● **Dataset entries**
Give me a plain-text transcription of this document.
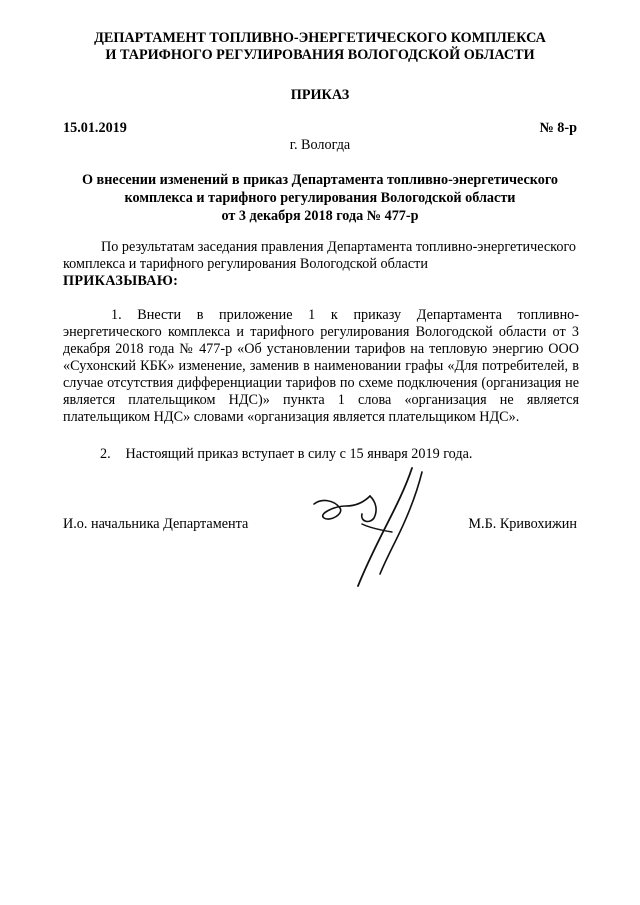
ДЕПАРТАМЕНТ ТОПЛИВНО-ЭНЕРГЕТИЧЕСКОГО КОМПЛЕКСА
И ТАРИФНОГО РЕГУЛИРОВАНИЯ ВОЛОГОДСКОЙ ОБЛАСТИ
ПРИКАЗ
15.01.2019	№ 8-р
г. Вологда
О внесении изменений в приказ Департамента топливно-энергетического
комплекса и тарифного регулирования Вологодской области
от 3 декабря 2018 года № 477-р
По результатам заседания правления Департамента топливно-энергетического комплекса и тарифного регулирования Вологодской области
ПРИКАЗЫВАЮ:
1. Внести в приложение 1 к приказу Департамента топливно-энергетического комплекса и тарифного регулирования Вологодской области от 3 декабря 2018 года № 477-р «Об установлении тарифов на тепловую энергию ООО «Сухонский КБК» изменение, заменив в наименовании графы «Для потребителей, в случае отсутствия дифференциации тарифов по схеме подключения (организация не является плательщиком НДС)» пункта 1 слова «организация не является плательщиком НДС» словами «организация является плательщиком НДС».
2. Настоящий приказ вступает в силу с 15 января 2019 года.
И.о. начальника Департамента	М.Б. Кривохижин
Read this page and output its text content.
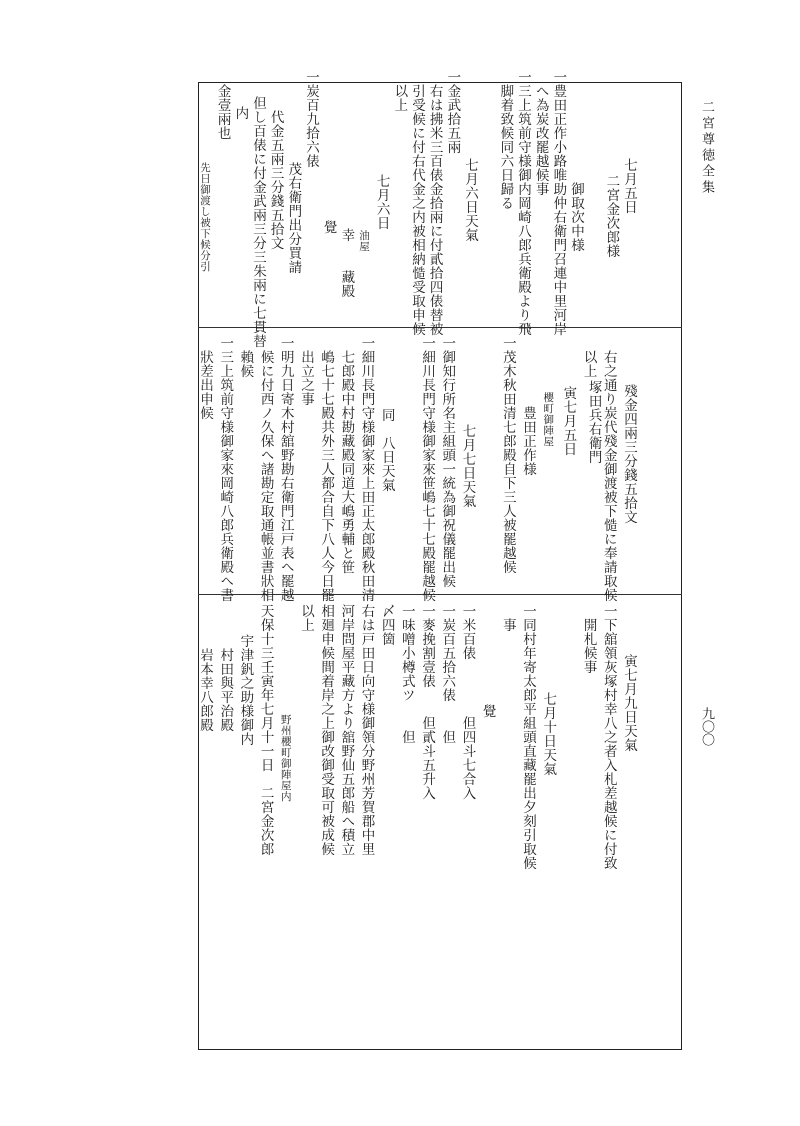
二宮尊徳全集
九〇〇
七月五日
二宮金次郎様
塚田兵右衛門
御取次中様
一豊田正作小路唯助仲右衛門召連中里河岸
へ為炭改罷越候事
一三上筑前守様御内岡崎八郎兵衛殿より飛
脚着致候同六日歸る
七月六日天氣
一金武拾五兩
右は拂米三百俵金拾兩に付貳拾四俵替被
引受候に付右代金之内被相納慥受取申候
以上
七月六日
油屋
幸　　藏殿
覺
一炭百九拾六俵
茂右衛門出分買請
代金五兩三分錢五拾文
但し百俵に付金武兩三分三朱兩に七貫替
内
金壹兩也
先日御渡し被下候分引
殘金四兩三分錢五拾文
右之通り炭代殘金御渡被下慥に奉請取候
以上
寅七月五日
櫻町御陣屋
豊田正作様
一茂木秋田清七郎殿自下三人被罷越候
七月七日天氣
一御知行所名主組頭一統為御祝儀罷出候
一細川長門守様御家來笹嶋七十七殿罷越候
同　八日天氣
一細川長門守様御家來上田正太郎殿秋田清
七郎殿中村勘藏殿同道大嶋勇輔と笹
嶋七十七殿共外三人都合自下八人今日罷
出立之事
一明九日寄木村舘野勘右衛門江戸表へ罷越
候に付西ノ久保へ諸勘定取通帳並書狀相
賴候
一三上筑前守様御家來岡崎八郎兵衛殿へ書
狀差出申候
寅七月九日天氣
一下舘領灰塚村幸八之者入札差越候に付致
開札候事
七月十日天氣
一同村年寄太郎平組頭直藏罷出夕刻引取候
事
覺
一米百俵　　　　但四斗七合入
一炭百五拾六俵　　但
一麥挽割壹俵　　但貳斗五升入
一味噌小樽式ツ　　但
〆四箇
右は戸田日向守様御領分野州芳賀郡中里
河岸問屋平藏方より舘野仙五郎船へ積立
相廻申候間着岸之上御改御受取可被成候
以上
野州櫻町御陣屋内
天保十三壬寅年七月十一日　二宮金次郎
宇津釩之助様御内
村田與平治殿
岩本幸八郎殿
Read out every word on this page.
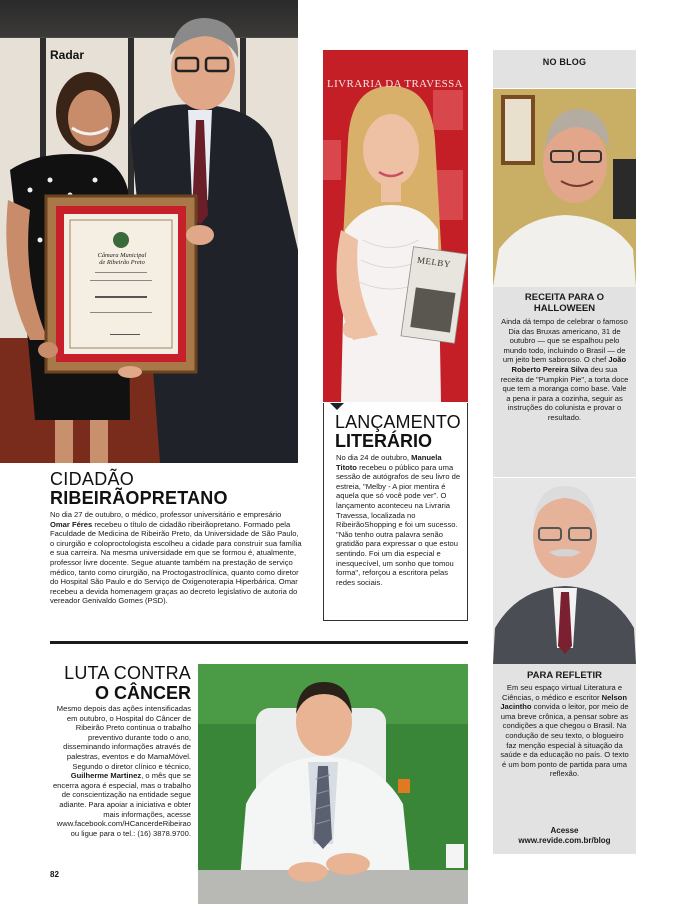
Câmara Municipal
de Ribeirão Preto
Radar
CIDADÃO
RIBEIRÃOPRETANO
No dia 27 de outubro, o médico, professor universitário e empresário Omar Féres recebeu o título de cidadão ribeirãopretano. Formado pela Faculdade de Medicina de Ribeirão Preto, da Universidade de São Paulo, o cirurgião e coloproctologista escolheu a cidade para construir sua família e sua carreira. Na mesma universidade em que se formou é, atualmente, professor livre docente. Segue atuante também na prestação de serviço médico, tanto como cirurgião, na Proctogastroclínica, quanto como diretor do Hospital São Paulo e do Serviço de Oxigenoterapia Hiperbárica. Omar recebeu a devida homenagem graças ao decreto legislativo de autoria do vereador Genivaldo Gomes (PSD).
LIVRARIA DA TRAVESSA
MELBY
LANÇAMENTO
LITERÁRIO
No dia 24 de outubro, Manuela Titoto recebeu o público para uma sessão de autógrafos de seu livro de estreia, "Melby - A pior mentira é aquela que só você pode ver". O lançamento aconteceu na Livraria Travessa, localizada no RibeirãoShopping e foi um sucesso. "Não tenho outra palavra senão gratidão para expressar o que estou sentindo. Foi um dia especial e inesquecível, um sonho que tomou forma", reforçou a escritora pelas redes sociais.
LUTA CONTRA
O CÂNCER
Mesmo depois das ações intensificadas em outubro, o Hospital do Câncer de Ribeirão Preto continua o trabalho preventivo durante todo o ano, disseminando informações através de palestras, eventos e do MamaMóvel. Segundo o diretor clínico e técnico, Guilherme Martinez, o mês que se encerra agora é especial, mas o trabalho de conscientização na entidade segue adiante. Para apoiar a iniciativa e obter mais informações, acesse www.facebook.com/HCancerdeRibeirao ou ligue para o tel.: (16) 3878.9700.
82
NO BLOG
RECEITA PARA O HALLOWEEN
Ainda dá tempo de celebrar o famoso Dia das Bruxas americano, 31 de outubro — que se espalhou pelo mundo todo, incluindo o Brasil — de um jeito bem saboroso. O chef João Roberto Pereira Silva deu sua receita de "Pumpkin Pie", a torta doce que tem a moranga como base. Vale a pena ir para a cozinha, seguir as instruções do colunista e provar o resultado.
PARA REFLETIR
Em seu espaço virtual Literatura e Ciências, o médico e escritor Nelson Jacintho convida o leitor, por meio de uma breve crônica, a pensar sobre as condições a que chegou o Brasil. Na condução de seu texto, o blogueiro faz menção especial à situação da saúde e da educação no país. O texto é um bom ponto de partida para uma reflexão.
Acesse
www.revide.com.br/blog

● **What to work on**
Keep the pictures out of the copy and write out the data exactly as it stands.

● **The output**
Give me a plain-text transcription of this document.
ДЕПАРТАМЕНТ ТОПЛИВНО-ЭНЕРГЕТИЧЕСКОГО КОМПЛЕКСА
И ТАРИФНОГО РЕГУЛИРОВАНИЯ ВОЛОГОДСКОЙ ОБЛАСТИ
ПРИКАЗ
15.01.2019	№ 8-р
г. Вологда
О внесении изменений в приказ Департамента топливно-энергетического
комплекса и тарифного регулирования Вологодской области
от 3 декабря 2018 года № 477-р
По результатам заседания правления Департамента топливно-энергетического комплекса и тарифного регулирования Вологодской области
ПРИКАЗЫВАЮ:
1. Внести в приложение 1 к приказу Департамента топливно-энергетического комплекса и тарифного регулирования Вологодской области от 3 декабря 2018 года № 477-р «Об установлении тарифов на тепловую энергию ООО «Сухонский КБК» изменение, заменив в наименовании графы «Для потребителей, в случае отсутствия дифференциации тарифов по схеме подключения (организация не является плательщиком НДС)» пункта 1 слова «организация не является плательщиком НДС» словами «организация является плательщиком НДС».
2. Настоящий приказ вступает в силу с 15 января 2019 года.
И.о. начальника Департамента	М.Б. Кривохижин
Read this page and output its text content.
二宮尊徳全集
九〇〇
七月五日
二宮金次郎様
塚田兵右衛門
御取次中様
一豊田正作小路唯助仲右衛門召連中里河岸
へ為炭改罷越候事
一三上筑前守様御内岡崎八郎兵衛殿より飛
脚着致候同六日歸る
七月六日天氣
一金武拾五兩
右は拂米三百俵金拾兩に付貳拾四俵替被
引受候に付右代金之内被相納慥受取申候
以上
七月六日
油屋
幸　　藏殿
覺
一炭百九拾六俵
茂右衛門出分買請
代金五兩三分錢五拾文
但し百俵に付金武兩三分三朱兩に七貫替
内
金壹兩也
先日御渡し被下候分引
殘金四兩三分錢五拾文
右之通り炭代殘金御渡被下慥に奉請取候
以上
寅七月五日
櫻町御陣屋
豊田正作様
一茂木秋田清七郎殿自下三人被罷越候
七月七日天氣
一御知行所名主組頭一統為御祝儀罷出候
一細川長門守様御家來笹嶋七十七殿罷越候
同　八日天氣
一細川長門守様御家來上田正太郎殿秋田清
七郎殿中村勘藏殿同道大嶋勇輔と笹
嶋七十七殿共外三人都合自下八人今日罷
出立之事
一明九日寄木村舘野勘右衛門江戸表へ罷越
候に付西ノ久保へ諸勘定取通帳並書狀相
賴候
一三上筑前守様御家來岡崎八郎兵衛殿へ書
狀差出申候
寅七月九日天氣
一下舘領灰塚村幸八之者入札差越候に付致
開札候事
七月十日天氣
一同村年寄太郎平組頭直藏罷出夕刻引取候
事
覺
一米百俵　　　　但四斗七合入
一炭百五拾六俵　　但
一麥挽割壹俵　　但貳斗五升入
一味噌小樽式ツ　　但
〆四箇
右は戸田日向守様御領分野州芳賀郡中里
河岸問屋平藏方より舘野仙五郎船へ積立
相廻申候間着岸之上御改御受取可被成候
以上
野州櫻町御陣屋内
天保十三壬寅年七月十一日　二宮金次郎
宇津釩之助様御内
村田與平治殿
岩本幸八郎殿
Read out every word on this page.
Câmara Municipal
de Ribeirão Preto
Radar
CIDADÃO
RIBEIRÃOPRETANO
No dia 27 de outubro, o médico, professor universitário e empresário Omar Féres recebeu o título de cidadão ribeirãopretano. Formado pela Faculdade de Medicina de Ribeirão Preto, da Universidade de São Paulo, o cirurgião e coloproctologista escolheu a cidade para construir sua família e sua carreira. Na mesma universidade em que se formou é, atualmente, professor livre docente. Segue atuante também na prestação de serviço médico, tanto como cirurgião, na Proctogastroclínica, quanto como diretor do Hospital São Paulo e do Serviço de Oxigenoterapia Hiperbárica. Omar recebeu a devida homenagem graças ao decreto legislativo de autoria do vereador Genivaldo Gomes (PSD).
LIVRARIA DA TRAVESSA
MELBY
LANÇAMENTO
LITERÁRIO
No dia 24 de outubro, Manuela Titoto recebeu o público para uma sessão de autógrafos de seu livro de estreia, "Melby - A pior mentira é aquela que só você pode ver". O lançamento aconteceu na Livraria Travessa, localizada no RibeirãoShopping e foi um sucesso. "Não tenho outra palavra senão gratidão para expressar o que estou sentindo. Foi um dia especial e inesquecível, um sonho que tomou forma", reforçou a escritora pelas redes sociais.
LUTA CONTRA
O CÂNCER
Mesmo depois das ações intensificadas em outubro, o Hospital do Câncer de Ribeirão Preto continua o trabalho preventivo durante todo o ano, disseminando informações através de palestras, eventos e do MamaMóvel. Segundo o diretor clínico e técnico, Guilherme Martinez, o mês que se encerra agora é especial, mas o trabalho de conscientização na entidade segue adiante. Para apoiar a iniciativa e obter mais informações, acesse www.facebook.com/HCancerdeRibeirao ou ligue para o tel.: (16) 3878.9700.
82
NO BLOG
RECEITA PARA O HALLOWEEN
Ainda dá tempo de celebrar o famoso Dia das Bruxas americano, 31 de outubro — que se espalhou pelo mundo todo, incluindo o Brasil — de um jeito bem saboroso. O chef João Roberto Pereira Silva deu sua receita de "Pumpkin Pie", a torta doce que tem a moranga como base. Vale a pena ir para a cozinha, seguir as instruções do colunista e provar o resultado.
PARA REFLETIR
Em seu espaço virtual Literatura e Ciências, o médico e escritor Nelson Jacintho convida o leitor, por meio de uma breve crônica, a pensar sobre as condições a que chegou o Brasil. Na condução de seu texto, o blogueiro faz menção especial à situação da saúde e da educação no país. O texto é um bom ponto de partida para uma reflexão.
Acesse
www.revide.com.br/blog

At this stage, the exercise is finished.